Data entries for graphics:
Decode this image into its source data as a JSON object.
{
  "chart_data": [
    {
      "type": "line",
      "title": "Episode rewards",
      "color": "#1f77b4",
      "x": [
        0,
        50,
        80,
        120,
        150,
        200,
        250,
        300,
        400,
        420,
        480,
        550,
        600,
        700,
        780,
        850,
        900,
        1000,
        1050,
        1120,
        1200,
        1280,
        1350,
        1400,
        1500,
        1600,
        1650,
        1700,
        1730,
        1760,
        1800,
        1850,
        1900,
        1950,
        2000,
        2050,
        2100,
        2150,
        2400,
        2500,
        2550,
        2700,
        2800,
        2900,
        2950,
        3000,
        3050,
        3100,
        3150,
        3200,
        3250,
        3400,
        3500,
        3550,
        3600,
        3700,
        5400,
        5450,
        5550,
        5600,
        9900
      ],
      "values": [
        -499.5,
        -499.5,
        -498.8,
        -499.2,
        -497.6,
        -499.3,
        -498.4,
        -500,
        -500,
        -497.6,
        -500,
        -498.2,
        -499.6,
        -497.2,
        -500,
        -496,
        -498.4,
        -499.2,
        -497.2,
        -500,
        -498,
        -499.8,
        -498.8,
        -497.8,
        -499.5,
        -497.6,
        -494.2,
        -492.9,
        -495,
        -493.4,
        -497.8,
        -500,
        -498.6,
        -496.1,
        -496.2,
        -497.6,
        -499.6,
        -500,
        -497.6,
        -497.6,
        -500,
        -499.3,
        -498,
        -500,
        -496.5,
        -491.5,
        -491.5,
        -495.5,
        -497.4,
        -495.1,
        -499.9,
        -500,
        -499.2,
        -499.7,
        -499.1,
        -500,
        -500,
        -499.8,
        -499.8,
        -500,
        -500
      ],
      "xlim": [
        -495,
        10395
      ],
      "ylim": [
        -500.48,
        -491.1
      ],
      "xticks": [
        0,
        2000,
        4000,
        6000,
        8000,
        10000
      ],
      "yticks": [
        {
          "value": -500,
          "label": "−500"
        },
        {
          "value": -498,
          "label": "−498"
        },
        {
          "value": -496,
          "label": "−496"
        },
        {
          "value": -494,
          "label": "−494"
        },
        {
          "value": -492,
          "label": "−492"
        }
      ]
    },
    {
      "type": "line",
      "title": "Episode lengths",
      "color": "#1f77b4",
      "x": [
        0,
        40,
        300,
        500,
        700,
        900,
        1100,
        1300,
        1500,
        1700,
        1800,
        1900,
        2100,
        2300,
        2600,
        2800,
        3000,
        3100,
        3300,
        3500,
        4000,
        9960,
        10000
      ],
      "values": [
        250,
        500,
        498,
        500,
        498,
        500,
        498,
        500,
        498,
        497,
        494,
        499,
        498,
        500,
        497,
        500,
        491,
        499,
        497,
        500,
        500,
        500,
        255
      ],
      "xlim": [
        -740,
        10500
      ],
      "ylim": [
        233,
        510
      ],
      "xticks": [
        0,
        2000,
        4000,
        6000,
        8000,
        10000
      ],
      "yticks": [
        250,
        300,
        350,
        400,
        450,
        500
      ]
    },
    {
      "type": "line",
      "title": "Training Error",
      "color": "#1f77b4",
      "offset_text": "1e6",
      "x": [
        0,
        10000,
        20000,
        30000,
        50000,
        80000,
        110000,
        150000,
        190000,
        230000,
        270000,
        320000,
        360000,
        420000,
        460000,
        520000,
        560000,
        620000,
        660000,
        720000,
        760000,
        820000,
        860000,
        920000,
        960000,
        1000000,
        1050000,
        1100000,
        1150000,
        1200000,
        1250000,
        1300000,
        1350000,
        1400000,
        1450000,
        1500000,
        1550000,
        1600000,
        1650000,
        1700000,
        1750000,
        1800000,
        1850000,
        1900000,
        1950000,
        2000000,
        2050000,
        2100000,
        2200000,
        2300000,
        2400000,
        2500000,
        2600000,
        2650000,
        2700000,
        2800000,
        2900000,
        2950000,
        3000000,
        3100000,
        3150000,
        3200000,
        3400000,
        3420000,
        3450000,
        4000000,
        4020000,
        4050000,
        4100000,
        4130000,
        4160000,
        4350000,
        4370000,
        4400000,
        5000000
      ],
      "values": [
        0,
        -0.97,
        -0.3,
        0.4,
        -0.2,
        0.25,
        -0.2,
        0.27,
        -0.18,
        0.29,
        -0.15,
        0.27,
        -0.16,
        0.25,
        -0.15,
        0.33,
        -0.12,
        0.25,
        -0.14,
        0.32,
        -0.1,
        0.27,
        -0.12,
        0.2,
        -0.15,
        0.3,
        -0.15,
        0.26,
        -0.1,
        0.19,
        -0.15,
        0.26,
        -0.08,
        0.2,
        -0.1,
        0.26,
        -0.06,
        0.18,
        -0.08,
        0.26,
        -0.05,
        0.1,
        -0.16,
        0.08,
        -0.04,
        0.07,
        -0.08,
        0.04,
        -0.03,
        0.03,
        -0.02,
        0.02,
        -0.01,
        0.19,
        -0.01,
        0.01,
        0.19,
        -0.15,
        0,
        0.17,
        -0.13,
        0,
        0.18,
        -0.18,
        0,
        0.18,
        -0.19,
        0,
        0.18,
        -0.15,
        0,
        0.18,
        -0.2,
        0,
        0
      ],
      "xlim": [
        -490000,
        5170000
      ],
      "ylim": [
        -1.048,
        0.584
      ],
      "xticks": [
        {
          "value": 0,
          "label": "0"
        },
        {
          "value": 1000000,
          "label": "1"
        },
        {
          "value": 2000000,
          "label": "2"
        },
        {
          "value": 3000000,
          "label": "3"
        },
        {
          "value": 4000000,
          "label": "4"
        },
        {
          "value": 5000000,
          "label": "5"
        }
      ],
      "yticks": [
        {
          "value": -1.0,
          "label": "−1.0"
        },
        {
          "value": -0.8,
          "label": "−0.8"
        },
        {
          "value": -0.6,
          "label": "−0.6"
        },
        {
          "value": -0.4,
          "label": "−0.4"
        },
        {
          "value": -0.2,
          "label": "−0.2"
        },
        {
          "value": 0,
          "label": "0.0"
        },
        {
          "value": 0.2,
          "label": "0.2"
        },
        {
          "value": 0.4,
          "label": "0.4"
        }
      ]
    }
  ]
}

Aim of the task
Copy each record from above without leaving any out.

The reply
Decode this image into its source data as a JSON object.
{
  "chart_data": [
    {
      "type": "line",
      "title": "Episode rewards",
      "color": "#1f77b4",
      "x": [
        0,
        50,
        80,
        120,
        150,
        200,
        250,
        300,
        400,
        420,
        480,
        550,
        600,
        700,
        780,
        850,
        900,
        1000,
        1050,
        1120,
        1200,
        1280,
        1350,
        1400,
        1500,
        1600,
        1650,
        1700,
        1730,
        1760,
        1800,
        1850,
        1900,
        1950,
        2000,
        2050,
        2100,
        2150,
        2400,
        2500,
        2550,
        2700,
        2800,
        2900,
        2950,
        3000,
        3050,
        3100,
        3150,
        3200,
        3250,
        3400,
        3500,
        3550,
        3600,
        3700,
        5400,
        5450,
        5550,
        5600,
        9900
      ],
      "values": [
        -499.5,
        -499.5,
        -498.8,
        -499.2,
        -497.6,
        -499.3,
        -498.4,
        -500,
        -500,
        -497.6,
        -500,
        -498.2,
        -499.6,
        -497.2,
        -500,
        -496,
        -498.4,
        -499.2,
        -497.2,
        -500,
        -498,
        -499.8,
        -498.8,
        -497.8,
        -499.5,
        -497.6,
        -494.2,
        -492.9,
        -495,
        -493.4,
        -497.8,
        -500,
        -498.6,
        -496.1,
        -496.2,
        -497.6,
        -499.6,
        -500,
        -497.6,
        -497.6,
        -500,
        -499.3,
        -498,
        -500,
        -496.5,
        -491.5,
        -491.5,
        -495.5,
        -497.4,
        -495.1,
        -499.9,
        -500,
        -499.2,
        -499.7,
        -499.1,
        -500,
        -500,
        -499.8,
        -499.8,
        -500,
        -500
      ],
      "xlim": [
        -495,
        10395
      ],
      "ylim": [
        -500.48,
        -491.1
      ],
      "xticks": [
        0,
        2000,
        4000,
        6000,
        8000,
        10000
      ],
      "yticks": [
        {
          "value": -500,
          "label": "−500"
        },
        {
          "value": -498,
          "label": "−498"
        },
        {
          "value": -496,
          "label": "−496"
        },
        {
          "value": -494,
          "label": "−494"
        },
        {
          "value": -492,
          "label": "−492"
        }
      ]
    },
    {
      "type": "line",
      "title": "Episode lengths",
      "color": "#1f77b4",
      "x": [
        0,
        40,
        300,
        500,
        700,
        900,
        1100,
        1300,
        1500,
        1700,
        1800,
        1900,
        2100,
        2300,
        2600,
        2800,
        3000,
        3100,
        3300,
        3500,
        4000,
        9960,
        10000
      ],
      "values": [
        250,
        500,
        498,
        500,
        498,
        500,
        498,
        500,
        498,
        497,
        494,
        499,
        498,
        500,
        497,
        500,
        491,
        499,
        497,
        500,
        500,
        500,
        255
      ],
      "xlim": [
        -740,
        10500
      ],
      "ylim": [
        233,
        510
      ],
      "xticks": [
        0,
        2000,
        4000,
        6000,
        8000,
        10000
      ],
      "yticks": [
        250,
        300,
        350,
        400,
        450,
        500
      ]
    },
    {
      "type": "line",
      "title": "Training Error",
      "color": "#1f77b4",
      "offset_text": "1e6",
      "x": [
        0,
        10000,
        20000,
        30000,
        50000,
        80000,
        110000,
        150000,
        190000,
        230000,
        270000,
        320000,
        360000,
        420000,
        460000,
        520000,
        560000,
        620000,
        660000,
        720000,
        760000,
        820000,
        860000,
        920000,
        960000,
        1000000,
        1050000,
        1100000,
        1150000,
        1200000,
        1250000,
        1300000,
        1350000,
        1400000,
        1450000,
        1500000,
        1550000,
        1600000,
        1650000,
        1700000,
        1750000,
        1800000,
        1850000,
        1900000,
        1950000,
        2000000,
        2050000,
        2100000,
        2200000,
        2300000,
        2400000,
        2500000,
        2600000,
        2650000,
        2700000,
        2800000,
        2900000,
        2950000,
        3000000,
        3100000,
        3150000,
        3200000,
        3400000,
        3420000,
        3450000,
        4000000,
        4020000,
        4050000,
        4100000,
        4130000,
        4160000,
        4350000,
        4370000,
        4400000,
        5000000
      ],
      "values": [
        0,
        -0.97,
        -0.3,
        0.4,
        -0.2,
        0.25,
        -0.2,
        0.27,
        -0.18,
        0.29,
        -0.15,
        0.27,
        -0.16,
        0.25,
        -0.15,
        0.33,
        -0.12,
        0.25,
        -0.14,
        0.32,
        -0.1,
        0.27,
        -0.12,
        0.2,
        -0.15,
        0.3,
        -0.15,
        0.26,
        -0.1,
        0.19,
        -0.15,
        0.26,
        -0.08,
        0.2,
        -0.1,
        0.26,
        -0.06,
        0.18,
        -0.08,
        0.26,
        -0.05,
        0.1,
        -0.16,
        0.08,
        -0.04,
        0.07,
        -0.08,
        0.04,
        -0.03,
        0.03,
        -0.02,
        0.02,
        -0.01,
        0.19,
        -0.01,
        0.01,
        0.19,
        -0.15,
        0,
        0.17,
        -0.13,
        0,
        0.18,
        -0.18,
        0,
        0.18,
        -0.19,
        0,
        0.18,
        -0.15,
        0,
        0.18,
        -0.2,
        0,
        0
      ],
      "xlim": [
        -490000,
        5170000
      ],
      "ylim": [
        -1.048,
        0.584
      ],
      "xticks": [
        {
          "value": 0,
          "label": "0"
        },
        {
          "value": 1000000,
          "label": "1"
        },
        {
          "value": 2000000,
          "label": "2"
        },
        {
          "value": 3000000,
          "label": "3"
        },
        {
          "value": 4000000,
          "label": "4"
        },
        {
          "value": 5000000,
          "label": "5"
        }
      ],
      "yticks": [
        {
          "value": -1.0,
          "label": "−1.0"
        },
        {
          "value": -0.8,
          "label": "−0.8"
        },
        {
          "value": -0.6,
          "label": "−0.6"
        },
        {
          "value": -0.4,
          "label": "−0.4"
        },
        {
          "value": -0.2,
          "label": "−0.2"
        },
        {
          "value": 0,
          "label": "0.0"
        },
        {
          "value": 0.2,
          "label": "0.2"
        },
        {
          "value": 0.4,
          "label": "0.4"
        }
      ]
    }
  ]
}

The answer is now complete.